Pull every line containing "antes" out of the material below.

TASK INPUT -
##############################

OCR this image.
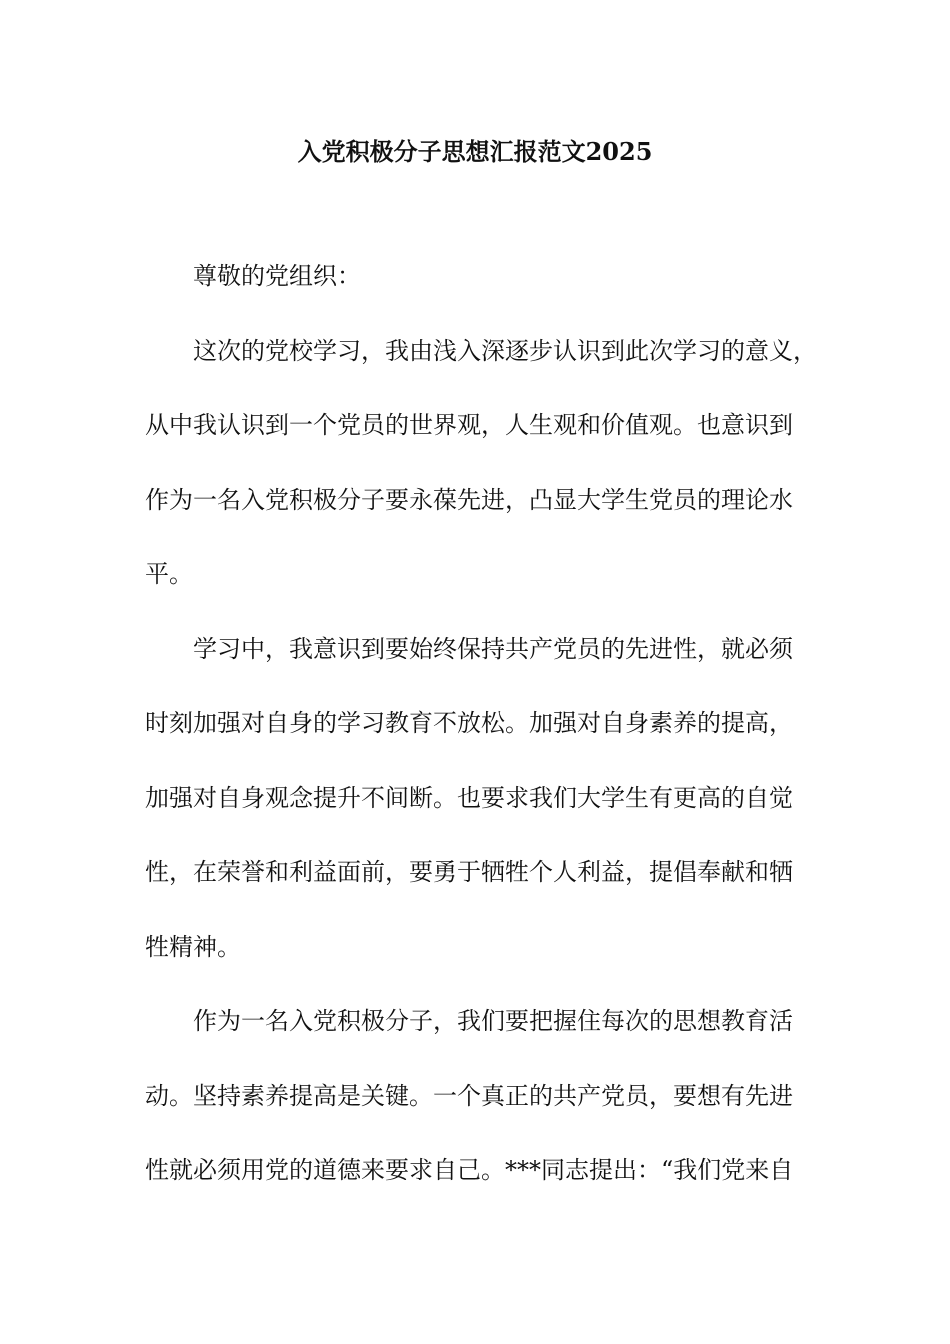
入党积极分子思想汇报范文2025
尊敬的党组织：
这次的党校学习，我由浅入深逐步认识到此次学习的意义，
从中我认识到一个党员的世界观，人生观和价值观。也意识到
作为一名入党积极分子要永葆先进，凸显大学生党员的理论水
平。
学习中，我意识到要始终保持共产党员的先进性，就必须
时刻加强对自身的学习教育不放松。加强对自身素养的提高，
加强对自身观念提升不间断。也要求我们大学生有更高的自觉
性，在荣誉和利益面前，要勇于牺牲个人利益，提倡奉献和牺
牲精神。
作为一名入党积极分子，我们要把握住每次的思想教育活
动。坚持素养提高是关键。一个真正的共产党员，要想有先进
性就必须用党的道德来要求自己。***同志提出：“我们党来自
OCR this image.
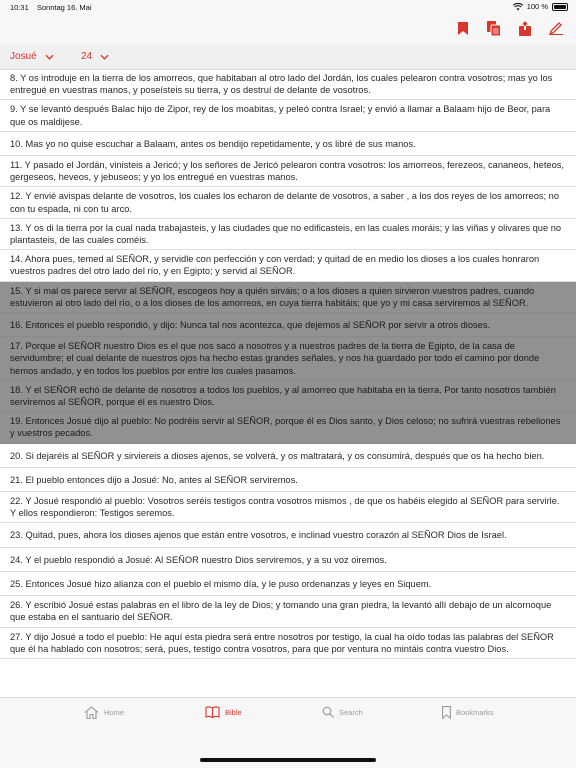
10:31 Sonntag 16. Mai	100 %
Josué	24
8. Y os introduje en la tierra de los amorreos, que habitaban al otro lado del Jordán, los cuales pelearon contra vosotros; mas yo los entregué en vuestras manos, y poseísteis su tierra, y os destruí de delante de vosotros.
9. Y se levantó después Balac hijo de Zipor, rey de los moabitas, y peleó contra Israel; y envió a llamar a Balaam hijo de Beor, para que os maldijese.
10. Mas yo no quise escuchar a Balaam, antes os bendijo repetidamente, y os libré de sus manos.
11. Y pasado el Jordán, vinisteis a Jericó; y los señores de Jericó pelearon contra vosotros: los amorreos, ferezeos, cananeos, heteos, gergeseos, heveos, y jebuseos; y yo los entregué en vuestras manos.
12. Y envié avispas delante de vosotros, los cuales los echaron de delante de vosotros, a saber , a los dos reyes de los amorreos; no con tu espada, ni con tu arco.
13. Y os di la tierra por la cual nada trabajasteis, y las ciudades que no edificasteis, en las cuales moráis; y las viñas y olivares que no plantasteis, de las cuales coméis.
14. Ahora pues, temed al SEÑOR, y servidle con perfección y con verdad; y quitad de en medio los dioses a los cuales honraron vuestros padres del otro lado del río, y en Egipto; y servid al SEÑOR.
15. Y si mal os parece servir al SEÑOR, escogeos hoy a quién sirváis; o a los dioses a quien sirvieron vuestros padres, cuando estuvieron al otro lado del río, o a los dioses de los amorreos, en cuya tierra habitáis; que yo y mi casa serviremos al SEÑOR.
16. Entonces el pueblo respondió, y dijo: Nunca tal nos acontezca, que dejemos al SEÑOR por servir a otros dioses.
17. Porque el SEÑOR nuestro Dios es el que nos sacó a nosotros y a nuestros padres de la tierra de Egipto, de la casa de servidumbre; el cual delante de nuestros ojos ha hecho estas grandes señales, y nos ha guardado por todo el camino por donde hemos andado, y en todos los pueblos por entre los cuales pasamos.
18. Y el SEÑOR echó de delante de nosotros a todos los pueblos, y al amorreo que habitaba en la tierra. Por tanto nosotros también serviremos al SEÑOR, porque él es nuestro Dios.
19. Entonces Josué dijo al pueblo: No podréis servir al SEÑOR, porque él es Dios santo, y Dios celoso; no sufrirá vuestras rebeliones y vuestros pecados.
20. Si dejaréis al SEÑOR y sirviereis a dioses ajenos, se volverá, y os maltratará, y os consumirá, después que os ha hecho bien.
21. El pueblo entonces dijo a Josué: No, antes al SEÑOR serviremos.
22. Y Josué respondió al pueblo: Vosotros seréis testigos contra vosotros mismos , de que os habéis elegido al SEÑOR para servirle. Y ellos respondieron: Testigos seremos.
23. Quitad, pues, ahora los dioses ajenos que están entre vosotros, e inclinad vuestro corazón al SEÑOR Dios de Israel.
24. Y el pueblo respondió a Josué: Al SEÑOR nuestro Dios serviremos, y a su voz oiremos.
25. Entonces Josué hizo alianza con el pueblo el mismo día, y le puso ordenanzas y leyes en Siquem.
26. Y escribió Josué estas palabras en el libro de la ley de Dios; y tomando una gran piedra, la levantó allí debajo de un alcornoque que estaba en el santuario del SEÑOR.
27. Y dijo Josué a todo el pueblo: He aquí esta piedra será entre nosotros por testigo, la cual ha oído todas las palabras del SEÑOR que él ha hablado con nosotros; será, pues, testigo contra vosotros, para que por ventura no mintáis contra vuestro Dios.
Home	Bible	Search	Bookmarks
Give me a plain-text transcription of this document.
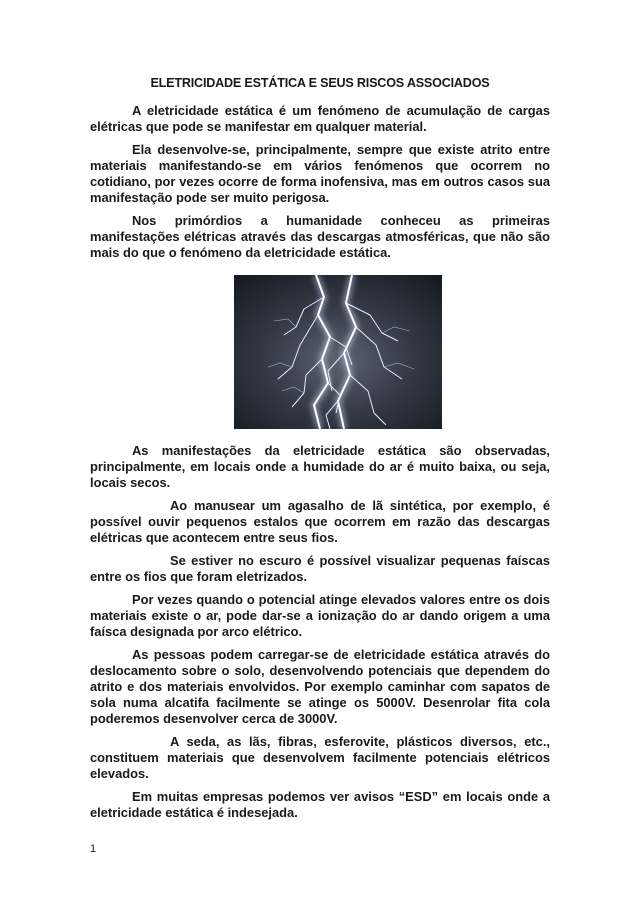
ELETRICIDADE ESTÁTICA E SEUS RISCOS ASSOCIADOS

A eletricidade estática é um fenómeno de acumulação de cargas elétricas que pode se manifestar em qualquer material.

Ela desenvolve-se, principalmente, sempre que existe atrito entre materiais manifestando-se em vários fenómenos que ocorrem no cotidiano, por vezes ocorre de forma inofensiva, mas em outros casos sua manifestação pode ser muito perigosa.

Nos primórdios a humanidade conheceu as primeiras manifestações elétricas através das descargas atmosféricas, que não são mais do que o fenómeno da eletricidade estática.

As manifestações da eletricidade estática são observadas, principalmente, em locais onde a humidade do ar é muito baixa, ou seja, locais secos.

Ao manusear um agasalho de lã sintética, por exemplo, é possível ouvir pequenos estalos que ocorrem em razão das descargas elétricas que acontecem entre seus fios.

Se estiver no escuro é possível visualizar pequenas faíscas entre os fios que foram eletrizados.

Por vezes quando o potencial atinge elevados valores entre os dois materiais existe o ar, pode dar-se a ionização do ar dando origem a uma faísca designada por arco elétrico.

As pessoas podem carregar-se de eletricidade estática através do deslocamento sobre o solo, desenvolvendo potenciais que dependem do atrito e dos materiais envolvidos. Por exemplo caminhar com sapatos de sola numa alcatifa facilmente se atinge os 5000V. Desenrolar fita cola poderemos desenvolver cerca de 3000V.

A seda, as lãs, fibras, esferovite, plásticos diversos, etc., constituem materiais que desenvolvem facilmente potenciais elétricos elevados.

Em muitas empresas podemos ver avisos “ESD” em locais onde a eletricidade estática é indesejada.

1
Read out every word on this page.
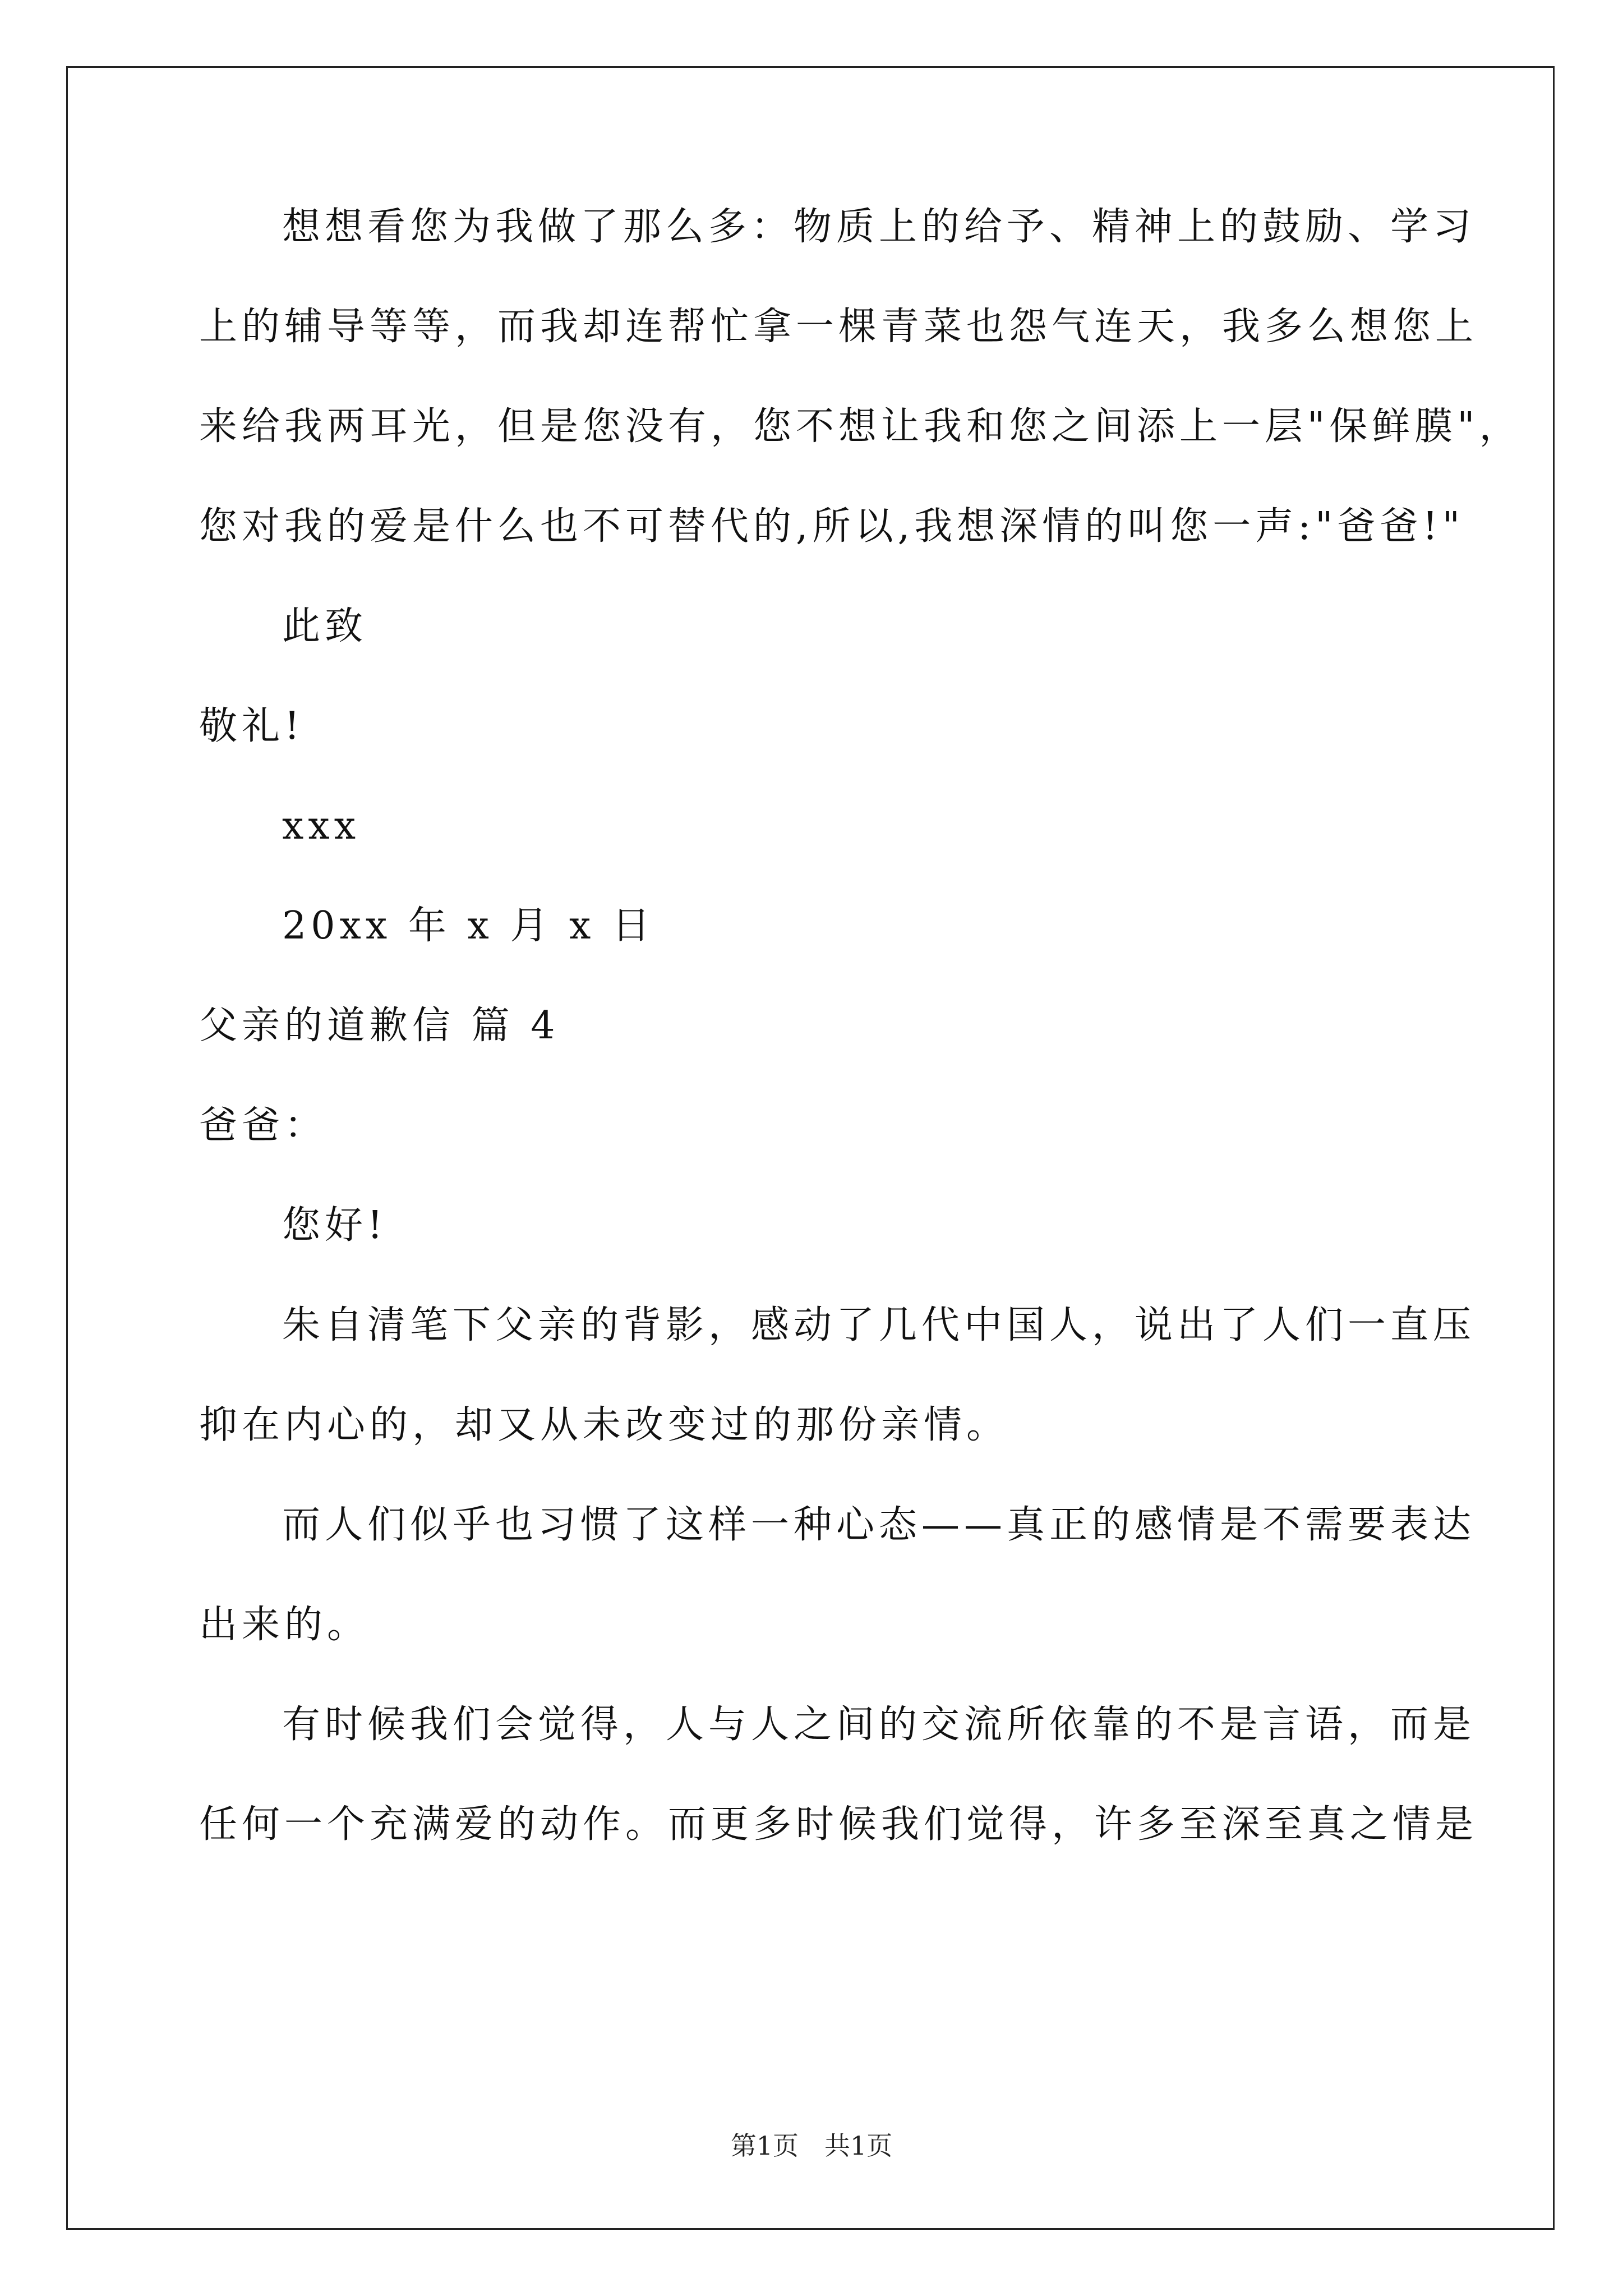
想想看您为我做了那么多：物质上的给予、精神上的鼓励、学习
上的辅导等等，而我却连帮忙拿一棵青菜也怨气连天，我多么想您上
来给我两耳光，但是您没有，您不想让我和您之间添上一层"保鲜膜"，
您对我的爱是什么也不可替代的,所以,我想深情的叫您一声:"爸爸!"
此致
敬礼!
xxx
20xx 年 x 月 x 日
父亲的道歉信 篇 4
爸爸：
您好!
朱自清笔下父亲的背影，感动了几代中国人，说出了人们一直压
抑在内心的，却又从未改变过的那份亲情。
而人们似乎也习惯了这样一种心态——真正的感情是不需要表达
出来的。
有时候我们会觉得，人与人之间的交流所依靠的不是言语，而是
任何一个充满爱的动作。而更多时候我们觉得，许多至深至真之情是
第1页　共1页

##############################

RESPONSE -
10. Mas yo no quise escuchar a Balaam, antes os bendijo repetidamente, y os libré de sus manos.
21. El pueblo entonces dijo a Josué: No, antes al SEÑOR serviremos.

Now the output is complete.